## THE INPUT

● ● ● ● ● ● ●

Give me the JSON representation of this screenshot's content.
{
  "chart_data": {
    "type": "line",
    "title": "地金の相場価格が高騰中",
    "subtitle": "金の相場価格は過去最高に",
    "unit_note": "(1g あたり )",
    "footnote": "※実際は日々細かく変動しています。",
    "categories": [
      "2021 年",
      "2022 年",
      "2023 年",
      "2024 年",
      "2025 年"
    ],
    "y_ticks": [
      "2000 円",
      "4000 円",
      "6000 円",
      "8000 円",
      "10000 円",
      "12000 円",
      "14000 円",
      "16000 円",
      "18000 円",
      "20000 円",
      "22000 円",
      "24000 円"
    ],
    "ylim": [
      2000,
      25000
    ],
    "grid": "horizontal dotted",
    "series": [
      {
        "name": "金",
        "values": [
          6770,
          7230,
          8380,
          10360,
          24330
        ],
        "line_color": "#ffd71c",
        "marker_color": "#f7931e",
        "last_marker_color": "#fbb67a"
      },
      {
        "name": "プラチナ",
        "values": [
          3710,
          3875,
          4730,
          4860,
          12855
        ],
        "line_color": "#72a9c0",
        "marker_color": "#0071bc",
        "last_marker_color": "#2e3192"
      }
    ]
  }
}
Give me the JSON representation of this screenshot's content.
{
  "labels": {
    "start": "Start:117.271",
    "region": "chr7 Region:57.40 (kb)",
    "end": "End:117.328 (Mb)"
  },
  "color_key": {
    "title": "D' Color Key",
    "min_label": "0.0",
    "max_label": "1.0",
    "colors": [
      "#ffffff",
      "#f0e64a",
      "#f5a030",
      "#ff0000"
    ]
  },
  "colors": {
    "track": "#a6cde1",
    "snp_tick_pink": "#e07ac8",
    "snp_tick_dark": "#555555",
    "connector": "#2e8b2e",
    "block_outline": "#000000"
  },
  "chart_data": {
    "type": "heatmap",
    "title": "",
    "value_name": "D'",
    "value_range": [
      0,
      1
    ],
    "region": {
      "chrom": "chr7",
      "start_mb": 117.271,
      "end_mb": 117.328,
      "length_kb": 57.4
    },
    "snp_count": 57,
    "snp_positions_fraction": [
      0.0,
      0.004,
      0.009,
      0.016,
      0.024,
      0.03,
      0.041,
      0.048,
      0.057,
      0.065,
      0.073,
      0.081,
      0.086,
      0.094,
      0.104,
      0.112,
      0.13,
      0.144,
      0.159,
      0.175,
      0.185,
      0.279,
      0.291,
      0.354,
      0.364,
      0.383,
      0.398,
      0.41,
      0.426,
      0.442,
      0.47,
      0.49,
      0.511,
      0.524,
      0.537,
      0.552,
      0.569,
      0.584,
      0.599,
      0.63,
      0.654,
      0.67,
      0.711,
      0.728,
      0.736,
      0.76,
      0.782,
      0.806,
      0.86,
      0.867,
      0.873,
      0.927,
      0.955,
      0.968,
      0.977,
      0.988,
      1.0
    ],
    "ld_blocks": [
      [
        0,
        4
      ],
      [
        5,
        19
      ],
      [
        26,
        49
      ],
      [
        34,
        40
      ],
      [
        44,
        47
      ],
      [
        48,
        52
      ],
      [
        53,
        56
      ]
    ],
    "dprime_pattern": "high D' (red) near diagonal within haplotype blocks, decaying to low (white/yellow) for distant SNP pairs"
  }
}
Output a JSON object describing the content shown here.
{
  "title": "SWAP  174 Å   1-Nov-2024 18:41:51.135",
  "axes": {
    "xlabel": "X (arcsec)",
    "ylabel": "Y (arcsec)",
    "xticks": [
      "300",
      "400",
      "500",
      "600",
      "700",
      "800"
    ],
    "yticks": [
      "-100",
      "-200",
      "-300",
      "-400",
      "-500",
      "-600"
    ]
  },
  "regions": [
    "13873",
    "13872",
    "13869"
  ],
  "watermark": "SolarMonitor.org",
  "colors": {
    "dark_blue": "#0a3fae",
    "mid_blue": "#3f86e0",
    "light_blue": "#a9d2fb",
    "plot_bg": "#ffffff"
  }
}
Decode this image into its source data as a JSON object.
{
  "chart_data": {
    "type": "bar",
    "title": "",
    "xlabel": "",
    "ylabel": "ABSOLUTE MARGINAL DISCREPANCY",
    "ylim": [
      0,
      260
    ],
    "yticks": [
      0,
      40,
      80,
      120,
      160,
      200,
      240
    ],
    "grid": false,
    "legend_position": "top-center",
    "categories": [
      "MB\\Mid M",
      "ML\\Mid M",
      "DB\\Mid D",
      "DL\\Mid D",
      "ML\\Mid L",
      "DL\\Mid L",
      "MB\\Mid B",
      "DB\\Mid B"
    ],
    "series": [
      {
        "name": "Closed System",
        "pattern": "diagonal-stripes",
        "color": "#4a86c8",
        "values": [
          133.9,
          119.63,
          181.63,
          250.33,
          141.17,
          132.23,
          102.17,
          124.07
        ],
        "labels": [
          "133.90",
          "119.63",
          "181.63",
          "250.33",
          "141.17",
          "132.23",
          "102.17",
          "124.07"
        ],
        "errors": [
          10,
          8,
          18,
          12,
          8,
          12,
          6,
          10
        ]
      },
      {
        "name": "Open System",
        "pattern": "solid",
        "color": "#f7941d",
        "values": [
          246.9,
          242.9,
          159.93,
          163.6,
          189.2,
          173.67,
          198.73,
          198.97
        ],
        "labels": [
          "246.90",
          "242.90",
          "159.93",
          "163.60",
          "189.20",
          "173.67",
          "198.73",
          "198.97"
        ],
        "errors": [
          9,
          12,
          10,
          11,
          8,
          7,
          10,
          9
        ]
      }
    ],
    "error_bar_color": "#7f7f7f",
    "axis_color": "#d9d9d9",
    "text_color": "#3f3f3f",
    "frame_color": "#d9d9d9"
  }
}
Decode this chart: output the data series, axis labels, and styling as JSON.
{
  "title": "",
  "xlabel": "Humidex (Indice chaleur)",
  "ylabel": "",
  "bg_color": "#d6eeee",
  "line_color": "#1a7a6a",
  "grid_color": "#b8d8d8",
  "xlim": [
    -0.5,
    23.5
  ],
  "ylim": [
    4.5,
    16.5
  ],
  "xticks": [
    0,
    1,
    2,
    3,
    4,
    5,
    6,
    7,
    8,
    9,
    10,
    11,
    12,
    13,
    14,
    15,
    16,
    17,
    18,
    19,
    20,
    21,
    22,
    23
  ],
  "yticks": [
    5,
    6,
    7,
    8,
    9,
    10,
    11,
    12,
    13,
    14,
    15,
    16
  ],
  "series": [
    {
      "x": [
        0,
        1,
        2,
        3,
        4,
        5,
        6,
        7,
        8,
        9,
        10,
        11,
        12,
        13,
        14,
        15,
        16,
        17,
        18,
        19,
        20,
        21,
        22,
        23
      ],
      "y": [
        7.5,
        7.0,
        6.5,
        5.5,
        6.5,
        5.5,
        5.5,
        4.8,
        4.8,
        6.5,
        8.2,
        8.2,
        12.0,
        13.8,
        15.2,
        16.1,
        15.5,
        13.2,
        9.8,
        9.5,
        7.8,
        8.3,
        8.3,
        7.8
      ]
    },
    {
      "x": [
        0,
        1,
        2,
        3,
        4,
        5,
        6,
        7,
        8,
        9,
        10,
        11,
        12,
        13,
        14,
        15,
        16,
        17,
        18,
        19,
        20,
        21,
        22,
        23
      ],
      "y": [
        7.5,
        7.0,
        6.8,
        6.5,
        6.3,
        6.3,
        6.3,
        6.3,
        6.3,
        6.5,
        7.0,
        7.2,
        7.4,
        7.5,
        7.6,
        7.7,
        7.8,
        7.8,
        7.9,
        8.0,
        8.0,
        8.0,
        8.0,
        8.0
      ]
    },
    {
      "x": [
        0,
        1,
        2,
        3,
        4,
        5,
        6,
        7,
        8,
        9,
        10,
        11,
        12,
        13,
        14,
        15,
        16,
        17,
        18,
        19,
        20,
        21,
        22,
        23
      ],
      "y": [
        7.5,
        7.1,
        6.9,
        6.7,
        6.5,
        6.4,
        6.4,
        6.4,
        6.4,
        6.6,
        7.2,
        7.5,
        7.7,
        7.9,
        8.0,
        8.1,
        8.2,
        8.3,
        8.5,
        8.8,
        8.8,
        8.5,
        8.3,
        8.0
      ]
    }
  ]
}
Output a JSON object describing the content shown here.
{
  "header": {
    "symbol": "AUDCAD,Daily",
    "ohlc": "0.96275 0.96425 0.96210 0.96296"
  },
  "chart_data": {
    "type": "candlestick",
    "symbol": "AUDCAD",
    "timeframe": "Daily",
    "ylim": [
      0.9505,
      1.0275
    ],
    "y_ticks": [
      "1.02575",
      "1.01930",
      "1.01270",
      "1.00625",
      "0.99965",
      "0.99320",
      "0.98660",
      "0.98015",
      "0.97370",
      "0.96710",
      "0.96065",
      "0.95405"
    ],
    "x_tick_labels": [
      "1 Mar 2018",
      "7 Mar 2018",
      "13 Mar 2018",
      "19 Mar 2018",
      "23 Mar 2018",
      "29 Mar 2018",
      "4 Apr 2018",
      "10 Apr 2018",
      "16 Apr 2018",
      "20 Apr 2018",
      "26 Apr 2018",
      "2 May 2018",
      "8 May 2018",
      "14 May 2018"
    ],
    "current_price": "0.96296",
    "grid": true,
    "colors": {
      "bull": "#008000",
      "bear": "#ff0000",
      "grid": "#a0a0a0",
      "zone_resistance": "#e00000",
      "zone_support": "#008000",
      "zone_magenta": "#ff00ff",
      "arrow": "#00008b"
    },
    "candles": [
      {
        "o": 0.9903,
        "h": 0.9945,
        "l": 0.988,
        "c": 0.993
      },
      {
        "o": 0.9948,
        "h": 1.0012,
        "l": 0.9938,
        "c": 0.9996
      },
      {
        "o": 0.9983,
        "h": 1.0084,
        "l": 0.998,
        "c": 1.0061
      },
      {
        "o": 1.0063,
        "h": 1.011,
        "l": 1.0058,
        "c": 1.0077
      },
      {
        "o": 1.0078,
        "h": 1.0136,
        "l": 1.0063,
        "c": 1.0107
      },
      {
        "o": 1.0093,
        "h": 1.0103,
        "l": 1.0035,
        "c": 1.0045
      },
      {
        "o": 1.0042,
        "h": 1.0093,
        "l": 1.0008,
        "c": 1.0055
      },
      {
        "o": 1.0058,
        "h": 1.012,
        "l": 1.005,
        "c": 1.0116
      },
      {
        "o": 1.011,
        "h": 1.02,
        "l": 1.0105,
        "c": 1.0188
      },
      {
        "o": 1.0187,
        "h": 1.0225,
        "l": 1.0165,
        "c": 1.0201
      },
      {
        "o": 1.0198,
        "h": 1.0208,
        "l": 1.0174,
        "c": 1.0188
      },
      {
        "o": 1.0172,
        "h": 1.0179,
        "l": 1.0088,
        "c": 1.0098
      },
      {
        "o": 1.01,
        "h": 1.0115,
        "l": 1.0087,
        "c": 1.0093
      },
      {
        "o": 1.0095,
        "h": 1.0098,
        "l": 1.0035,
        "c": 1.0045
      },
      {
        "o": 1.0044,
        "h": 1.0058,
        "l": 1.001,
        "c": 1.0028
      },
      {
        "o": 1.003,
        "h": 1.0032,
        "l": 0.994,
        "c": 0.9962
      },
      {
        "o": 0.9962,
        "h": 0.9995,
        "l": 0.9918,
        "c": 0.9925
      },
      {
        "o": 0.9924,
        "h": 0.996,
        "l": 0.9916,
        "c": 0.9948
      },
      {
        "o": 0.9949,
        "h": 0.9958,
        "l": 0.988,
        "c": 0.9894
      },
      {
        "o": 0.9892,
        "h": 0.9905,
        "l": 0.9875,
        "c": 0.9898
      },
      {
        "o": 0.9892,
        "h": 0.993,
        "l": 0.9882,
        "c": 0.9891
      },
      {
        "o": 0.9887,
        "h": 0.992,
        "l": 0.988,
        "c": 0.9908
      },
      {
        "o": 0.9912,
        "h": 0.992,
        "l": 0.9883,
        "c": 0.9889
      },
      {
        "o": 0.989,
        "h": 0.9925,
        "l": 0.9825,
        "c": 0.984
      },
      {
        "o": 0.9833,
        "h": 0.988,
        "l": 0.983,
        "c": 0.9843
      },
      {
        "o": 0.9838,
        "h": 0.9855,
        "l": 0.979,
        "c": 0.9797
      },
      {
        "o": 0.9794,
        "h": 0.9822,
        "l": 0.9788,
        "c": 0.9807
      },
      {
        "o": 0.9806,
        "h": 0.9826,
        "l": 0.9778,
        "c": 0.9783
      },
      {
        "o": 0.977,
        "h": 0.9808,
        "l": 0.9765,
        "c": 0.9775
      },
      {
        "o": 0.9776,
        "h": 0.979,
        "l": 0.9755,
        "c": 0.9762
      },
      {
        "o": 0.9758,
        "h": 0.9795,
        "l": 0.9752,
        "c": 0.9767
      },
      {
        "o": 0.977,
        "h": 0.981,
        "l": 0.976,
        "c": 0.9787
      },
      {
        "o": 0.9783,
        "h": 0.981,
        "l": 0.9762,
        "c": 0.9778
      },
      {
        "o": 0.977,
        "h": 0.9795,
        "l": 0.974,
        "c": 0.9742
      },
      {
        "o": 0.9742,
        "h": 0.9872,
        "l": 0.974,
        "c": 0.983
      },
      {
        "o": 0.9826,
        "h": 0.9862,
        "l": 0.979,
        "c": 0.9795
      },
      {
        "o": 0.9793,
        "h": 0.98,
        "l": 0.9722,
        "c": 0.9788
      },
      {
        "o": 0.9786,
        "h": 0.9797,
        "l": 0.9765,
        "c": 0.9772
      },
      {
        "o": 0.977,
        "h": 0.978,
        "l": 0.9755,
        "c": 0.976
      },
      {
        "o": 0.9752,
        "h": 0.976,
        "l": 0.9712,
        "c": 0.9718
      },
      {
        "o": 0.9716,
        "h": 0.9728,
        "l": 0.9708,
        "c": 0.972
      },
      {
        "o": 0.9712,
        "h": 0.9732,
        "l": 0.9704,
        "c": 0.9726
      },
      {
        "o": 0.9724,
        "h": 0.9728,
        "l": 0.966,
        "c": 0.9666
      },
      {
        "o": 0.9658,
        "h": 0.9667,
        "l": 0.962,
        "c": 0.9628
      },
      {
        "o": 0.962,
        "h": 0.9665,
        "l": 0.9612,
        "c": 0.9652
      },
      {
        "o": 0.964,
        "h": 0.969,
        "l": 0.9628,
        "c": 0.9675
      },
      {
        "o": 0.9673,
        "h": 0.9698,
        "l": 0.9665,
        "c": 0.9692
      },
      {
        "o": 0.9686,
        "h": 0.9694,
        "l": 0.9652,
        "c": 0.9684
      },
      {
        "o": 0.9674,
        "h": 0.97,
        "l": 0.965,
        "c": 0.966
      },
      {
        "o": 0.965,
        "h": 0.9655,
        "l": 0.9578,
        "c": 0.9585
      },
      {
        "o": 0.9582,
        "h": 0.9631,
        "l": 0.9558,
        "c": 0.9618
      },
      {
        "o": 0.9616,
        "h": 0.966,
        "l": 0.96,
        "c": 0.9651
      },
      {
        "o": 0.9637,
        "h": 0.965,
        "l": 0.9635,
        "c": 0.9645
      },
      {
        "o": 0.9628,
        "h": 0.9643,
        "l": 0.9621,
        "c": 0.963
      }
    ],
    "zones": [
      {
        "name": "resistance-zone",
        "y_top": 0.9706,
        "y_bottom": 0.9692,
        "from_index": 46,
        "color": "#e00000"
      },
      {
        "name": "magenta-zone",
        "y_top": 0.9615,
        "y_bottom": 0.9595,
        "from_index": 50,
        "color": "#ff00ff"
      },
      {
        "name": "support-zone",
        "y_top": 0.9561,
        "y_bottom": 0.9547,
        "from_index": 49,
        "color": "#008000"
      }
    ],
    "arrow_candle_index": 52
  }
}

● ● ● ● ● ● ●

## PROBLEM TO WORK ON
Check each line of the entries for the string "Daily". Copy the lines that have it.

## ANSWER TO THE PROBLEM
    "symbol": "AUDCAD,Daily",
    "timeframe": "Daily",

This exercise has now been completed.